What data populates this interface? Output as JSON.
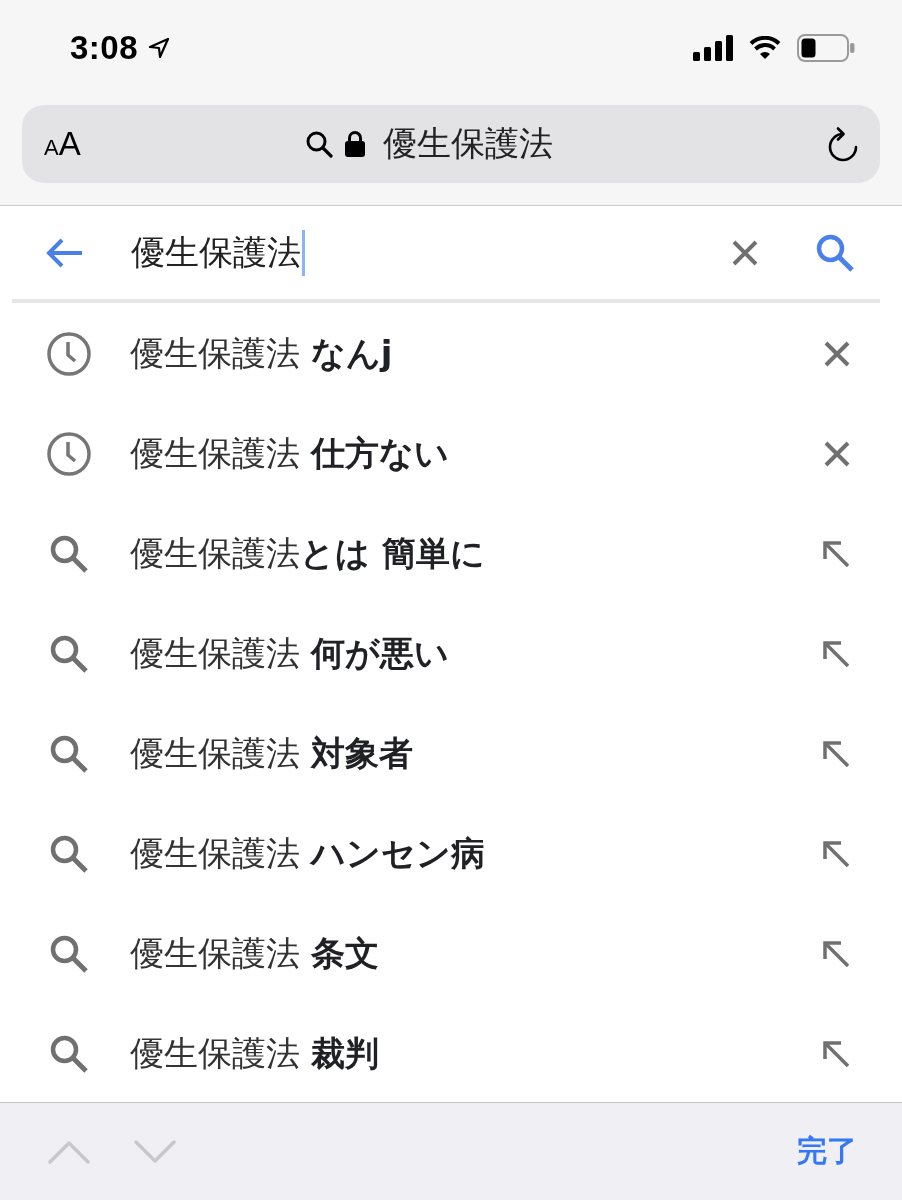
{
  "status_bar": {
    "time": "3:08"
  },
  "address_bar": {
    "text_size_button": "AA",
    "url": "優生保護法"
  },
  "search": {
    "value": "優生保護法"
  },
  "suggestions": [
    {
      "kind": "history",
      "text": "優生保護法 **なんj**"
    },
    {
      "kind": "history",
      "text": "優生保護法 **仕方ない**"
    },
    {
      "kind": "search",
      "text": "優生保護法**とは 簡単に**"
    },
    {
      "kind": "search",
      "text": "優生保護法 **何が悪い**"
    },
    {
      "kind": "search",
      "text": "優生保護法 **対象者**"
    },
    {
      "kind": "search",
      "text": "優生保護法 **ハンセン病**"
    },
    {
      "kind": "search",
      "text": "優生保護法 **条文**"
    },
    {
      "kind": "search",
      "text": "優生保護法 **裁判**"
    }
  ],
  "toolbar": {
    "previous": {
      "disabled": true
    },
    "next": {
      "disabled": true
    },
    "done_button": "完了"
  }
}
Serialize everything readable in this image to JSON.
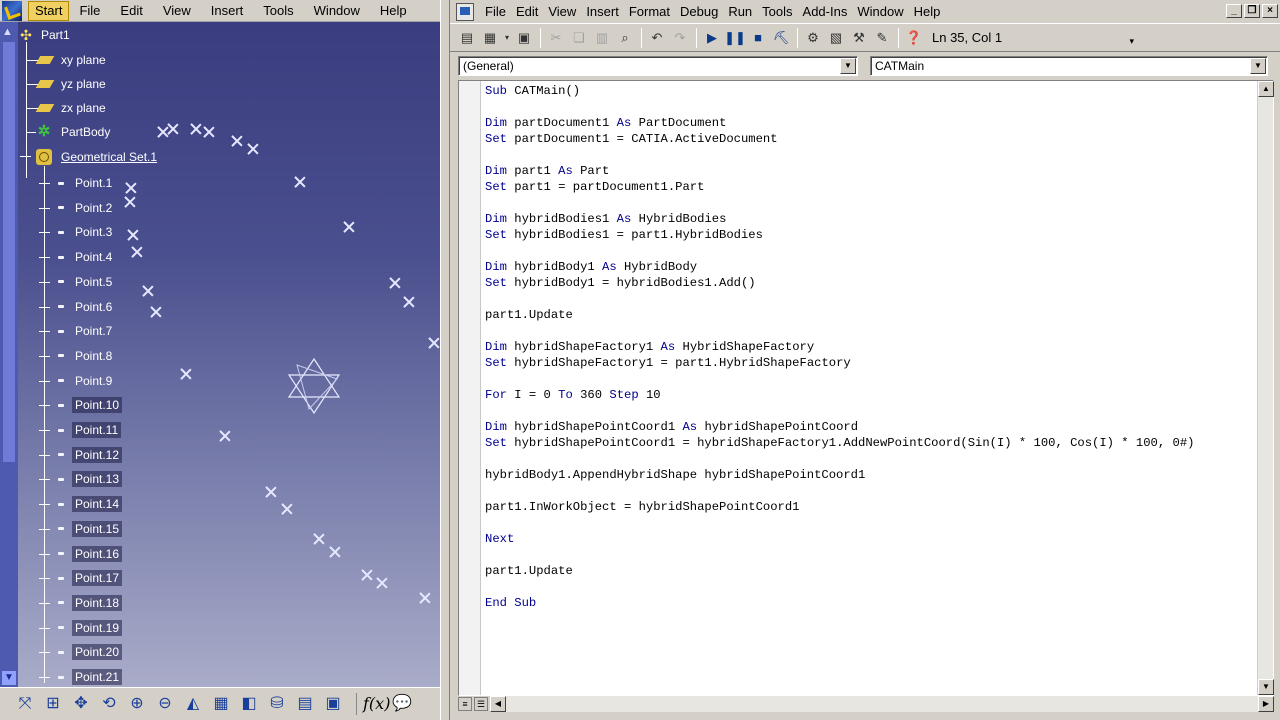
{
  "catia": {
    "menu": [
      "Start",
      "File",
      "Edit",
      "View",
      "Insert",
      "Tools",
      "Window",
      "Help"
    ],
    "tree": {
      "root": "Part1",
      "planes": [
        "xy plane",
        "yz plane",
        "zx plane"
      ],
      "part_body": "PartBody",
      "geometrical_set": "Geometrical Set.1",
      "points": [
        "Point.1",
        "Point.2",
        "Point.3",
        "Point.4",
        "Point.5",
        "Point.6",
        "Point.7",
        "Point.8",
        "Point.9",
        "Point.10",
        "Point.11",
        "Point.12",
        "Point.13",
        "Point.14",
        "Point.15",
        "Point.16",
        "Point.17",
        "Point.18",
        "Point.19",
        "Point.20",
        "Point.21"
      ]
    },
    "toolbar_icons": [
      "fit-all-icon",
      "pan-icon",
      "rotate-icon",
      "zoom-in-icon",
      "zoom-out-icon",
      "normal-view-icon",
      "iso-view-icon",
      "shading-icon",
      "hide-show-icon",
      "swap-space-icon",
      "formula-icon",
      "comment-icon"
    ]
  },
  "vba": {
    "menu": [
      "File",
      "Edit",
      "View",
      "Insert",
      "Format",
      "Debug",
      "Run",
      "Tools",
      "Add-Ins",
      "Window",
      "Help"
    ],
    "status": "Ln 35, Col 1",
    "object_combo": "(General)",
    "procedure_combo": "CATMain",
    "code_lines": [
      "Sub CATMain()",
      "",
      "Dim partDocument1 As PartDocument",
      "Set partDocument1 = CATIA.ActiveDocument",
      "",
      "Dim part1 As Part",
      "Set part1 = partDocument1.Part",
      "",
      "Dim hybridBodies1 As HybridBodies",
      "Set hybridBodies1 = part1.HybridBodies",
      "",
      "Dim hybridBody1 As HybridBody",
      "Set hybridBody1 = hybridBodies1.Add()",
      "",
      "part1.Update",
      "",
      "Dim hybridShapeFactory1 As HybridShapeFactory",
      "Set hybridShapeFactory1 = part1.HybridShapeFactory",
      "",
      "For I = 0 To 360 Step 10",
      "",
      "Dim hybridShapePointCoord1 As hybridShapePointCoord",
      "Set hybridShapePointCoord1 = hybridShapeFactory1.AddNewPointCoord(Sin(I) * 100, Cos(I) * 100, 0#)",
      "",
      "hybridBody1.AppendHybridShape hybridShapePointCoord1",
      "",
      "part1.InWorkObject = hybridShapePointCoord1",
      "",
      "Next",
      "",
      "part1.Update",
      "",
      "End Sub"
    ]
  },
  "colors": {
    "viewport_top": "#3a3d7f",
    "viewport_bottom": "#a9acc8",
    "keyword": "#00008b"
  }
}
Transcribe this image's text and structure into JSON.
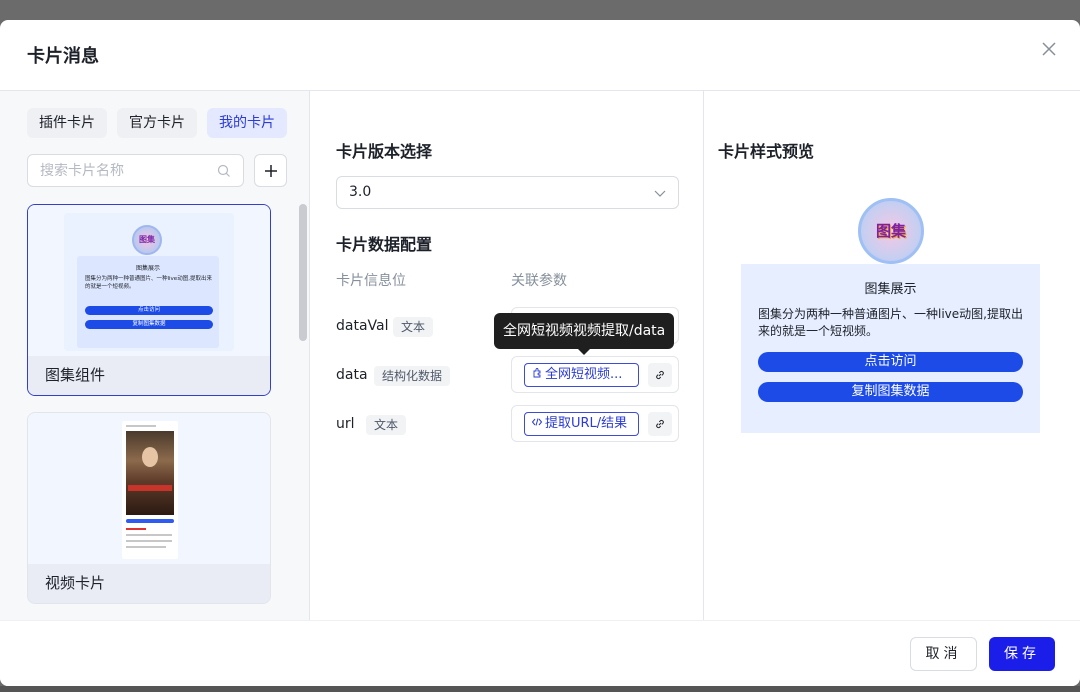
{
  "modal": {
    "title": "卡片消息"
  },
  "left": {
    "tabs": [
      {
        "label": "插件卡片"
      },
      {
        "label": "官方卡片"
      },
      {
        "label": "我的卡片"
      }
    ],
    "search": {
      "placeholder": "搜索卡片名称",
      "value": ""
    },
    "cards": [
      {
        "label": "图集组件",
        "thumb": {
          "avatar_text": "图集",
          "title": "图集展示",
          "desc": "图集分为两种一种普通图片、一种live动图,提取出来的就是一个短视频。",
          "buttons": [
            "点击访问",
            "复制图集数据"
          ]
        }
      },
      {
        "label": "视频卡片"
      }
    ]
  },
  "center": {
    "version_title": "卡片版本选择",
    "version_value": "3.0",
    "data_title": "卡片数据配置",
    "col_info": "卡片信息位",
    "col_param": "关联参数",
    "rows": [
      {
        "name": "dataVal",
        "type": "文本",
        "param": ""
      },
      {
        "name": "data",
        "type": "结构化数据",
        "param": "全网短视频..."
      },
      {
        "name": "url",
        "type": "文本",
        "param": "提取URL/结果"
      }
    ],
    "tooltip": "全网短视频视频提取/data"
  },
  "right": {
    "title": "卡片样式预览",
    "avatar_text": "图集",
    "card_title": "图集展示",
    "card_desc": "图集分为两种一种普通图片、一种live动图,提取出来的就是一个短视频。",
    "buttons": [
      "点击访问",
      "复制图集数据"
    ]
  },
  "footer": {
    "cancel": "取消",
    "save": "保存"
  },
  "colors": {
    "accent": "#2b3bd6",
    "primary_button": "#1a1ee8",
    "preview_button": "#1c4be8"
  }
}
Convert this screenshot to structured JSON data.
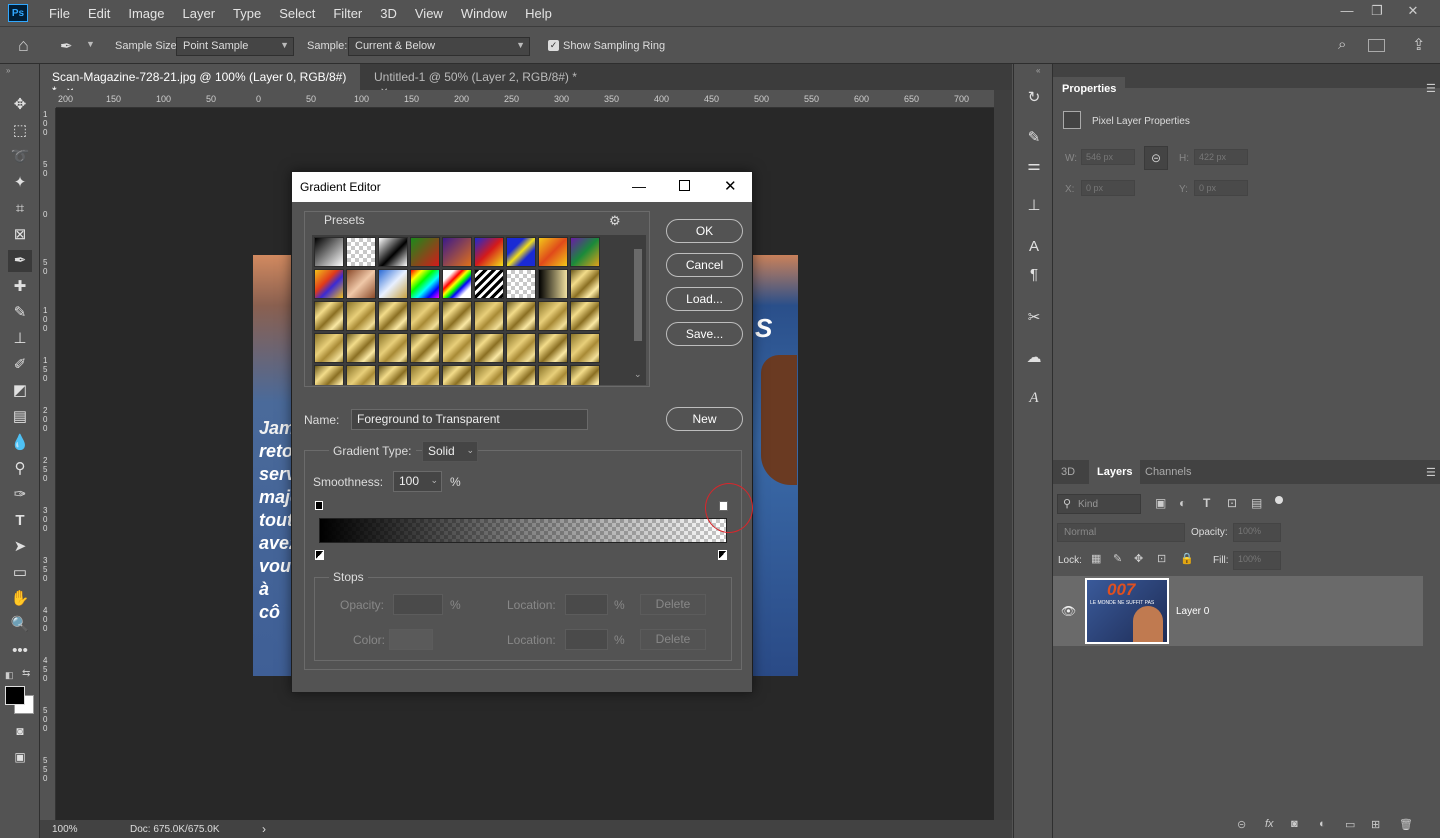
{
  "menubar": {
    "logo": "Ps",
    "items": [
      "File",
      "Edit",
      "Image",
      "Layer",
      "Type",
      "Select",
      "Filter",
      "3D",
      "View",
      "Window",
      "Help"
    ],
    "minimize_label": "—",
    "restore_label": "❐",
    "close_label": "✕"
  },
  "options": {
    "sample_size_label": "Sample Size:",
    "sample_size_value": "Point Sample",
    "sample_label": "Sample:",
    "sample_value": "Current & Below",
    "sampling_ring_label": "Show Sampling Ring"
  },
  "tabs": [
    {
      "label": "Scan-Magazine-728-21.jpg @ 100% (Layer 0, RGB/8#) *",
      "close": "✕"
    },
    {
      "label": "Untitled-1 @ 50% (Layer 2, RGB/8#) *",
      "close": "✕"
    }
  ],
  "ruler_top": [
    "200",
    "150",
    "100",
    "50",
    "0",
    "50",
    "100",
    "150",
    "200",
    "250",
    "300",
    "350",
    "400",
    "450",
    "500",
    "550",
    "600",
    "650",
    "700"
  ],
  "ruler_left": [
    "1\n0\n0",
    "5\n0",
    "0",
    "5\n0",
    "1\n0\n0",
    "1\n5\n0",
    "2\n0\n0",
    "2\n5\n0",
    "3\n0\n0",
    "3\n5\n0",
    "4\n0\n0",
    "4\n5\n0",
    "5\n0\n0",
    "5\n5\n0"
  ],
  "status": {
    "zoom": "100%",
    "doc": "Doc: 675.0K/675.0K",
    "arrow": "›"
  },
  "magazine_text": [
    "Jam",
    "retor",
    "serv",
    "maje",
    "tout",
    "avez",
    "vous",
    "à cô"
  ],
  "magazine_right": "S",
  "properties": {
    "tab": "Properties",
    "section": "Pixel Layer Properties",
    "w_label": "W:",
    "w_value": "546 px",
    "h_label": "H:",
    "h_value": "422 px",
    "x_label": "X:",
    "x_value": "0 px",
    "y_label": "Y:",
    "y_value": "0 px"
  },
  "layers_panel": {
    "tabs": [
      "3D",
      "Layers",
      "Channels"
    ],
    "kind_placeholder": "Kind",
    "blend_mode": "Normal",
    "opacity_label": "Opacity:",
    "opacity_value": "100%",
    "lock_label": "Lock:",
    "fill_label": "Fill:",
    "fill_value": "100%",
    "layer_name": "Layer 0",
    "thumb_text": "007",
    "thumb_subtext": "LE MONDE NE SUFFIT PAS"
  },
  "dialog": {
    "title": "Gradient Editor",
    "presets_label": "Presets",
    "ok": "OK",
    "cancel": "Cancel",
    "load": "Load...",
    "save": "Save...",
    "new": "New",
    "name_label": "Name:",
    "name_value": "Foreground to Transparent",
    "gradient_type_label": "Gradient Type:",
    "gradient_type_value": "Solid",
    "smoothness_label": "Smoothness:",
    "smoothness_value": "100",
    "percent": "%",
    "stops_label": "Stops",
    "opacity_label": "Opacity:",
    "location_label": "Location:",
    "color_label": "Color:",
    "delete": "Delete"
  },
  "colors": {
    "annotation_circle": "#d9262b",
    "accent": "#31a8ff"
  }
}
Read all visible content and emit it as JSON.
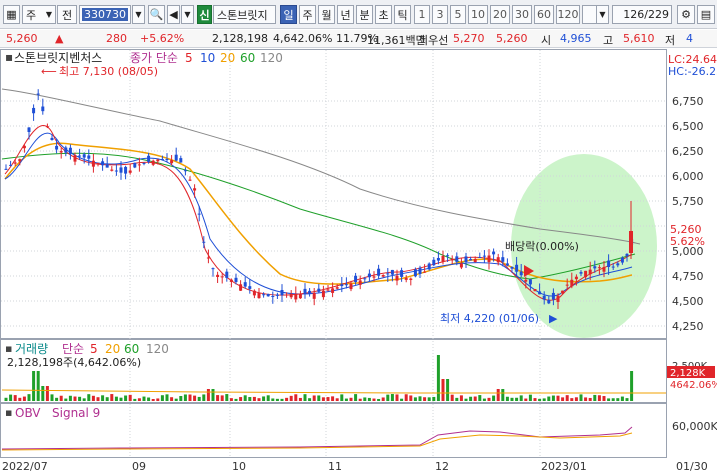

______________________________

THE PROBLEM: Gather up every line in the data above that contains the word "this", copying each one.

REPLY TO THE EXERCISE:
What data populates this interface? Output as JSON.
Serialize everything readable in this image to JSON.
Transcribe this image's text and structure into JSON.
Convert this screenshot to structured JSON data.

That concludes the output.